# Entries supplied
%%

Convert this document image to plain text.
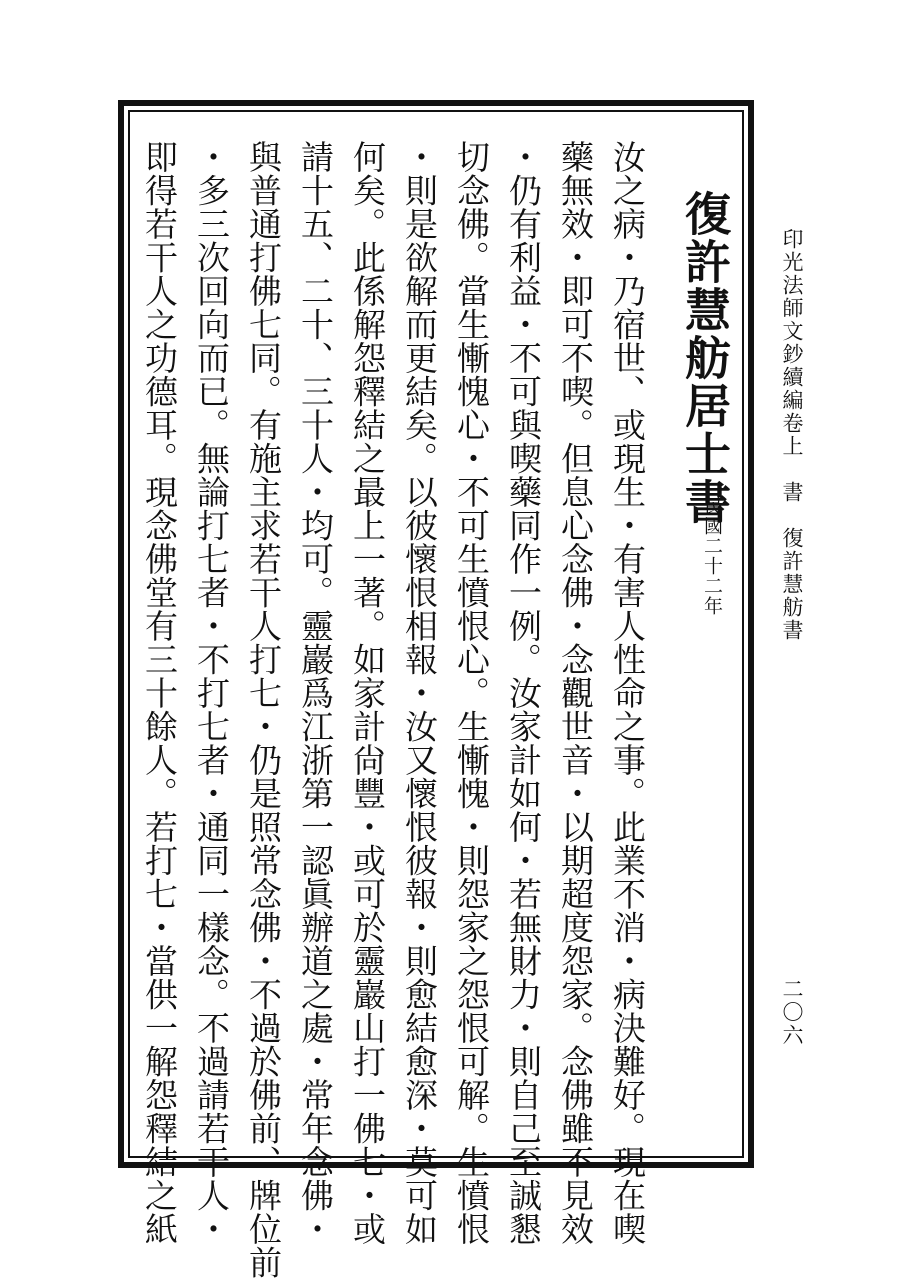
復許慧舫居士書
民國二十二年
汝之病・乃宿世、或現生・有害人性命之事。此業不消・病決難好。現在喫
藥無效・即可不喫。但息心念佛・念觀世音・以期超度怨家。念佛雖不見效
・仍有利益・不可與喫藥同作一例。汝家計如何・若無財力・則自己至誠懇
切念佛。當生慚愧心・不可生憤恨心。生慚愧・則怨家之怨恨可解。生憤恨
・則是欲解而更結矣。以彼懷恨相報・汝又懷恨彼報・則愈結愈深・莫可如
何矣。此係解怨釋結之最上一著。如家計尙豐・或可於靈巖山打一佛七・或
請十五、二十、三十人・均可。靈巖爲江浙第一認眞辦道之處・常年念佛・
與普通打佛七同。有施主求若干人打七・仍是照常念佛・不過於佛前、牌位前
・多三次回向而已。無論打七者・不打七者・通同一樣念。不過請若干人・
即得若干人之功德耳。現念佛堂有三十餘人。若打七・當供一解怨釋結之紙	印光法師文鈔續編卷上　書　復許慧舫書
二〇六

%%

Pictures are excluded; copy all other data exactly as shown.

Convert this document image to plain text.
復許慧舫居士書
民國二十二年
汝之病・乃宿世、或現生・有害人性命之事。此業不消・病決難好。現在喫
藥無效・即可不喫。但息心念佛・念觀世音・以期超度怨家。念佛雖不見效
・仍有利益・不可與喫藥同作一例。汝家計如何・若無財力・則自己至誠懇
切念佛。當生慚愧心・不可生憤恨心。生慚愧・則怨家之怨恨可解。生憤恨
・則是欲解而更結矣。以彼懷恨相報・汝又懷恨彼報・則愈結愈深・莫可如
何矣。此係解怨釋結之最上一著。如家計尙豐・或可於靈巖山打一佛七・或
請十五、二十、三十人・均可。靈巖爲江浙第一認眞辦道之處・常年念佛・
與普通打佛七同。有施主求若干人打七・仍是照常念佛・不過於佛前、牌位前
・多三次回向而已。無論打七者・不打七者・通同一樣念。不過請若干人・
即得若干人之功德耳。現念佛堂有三十餘人。若打七・當供一解怨釋結之紙	印光法師文鈔續編卷上　書　復許慧舫書
二〇六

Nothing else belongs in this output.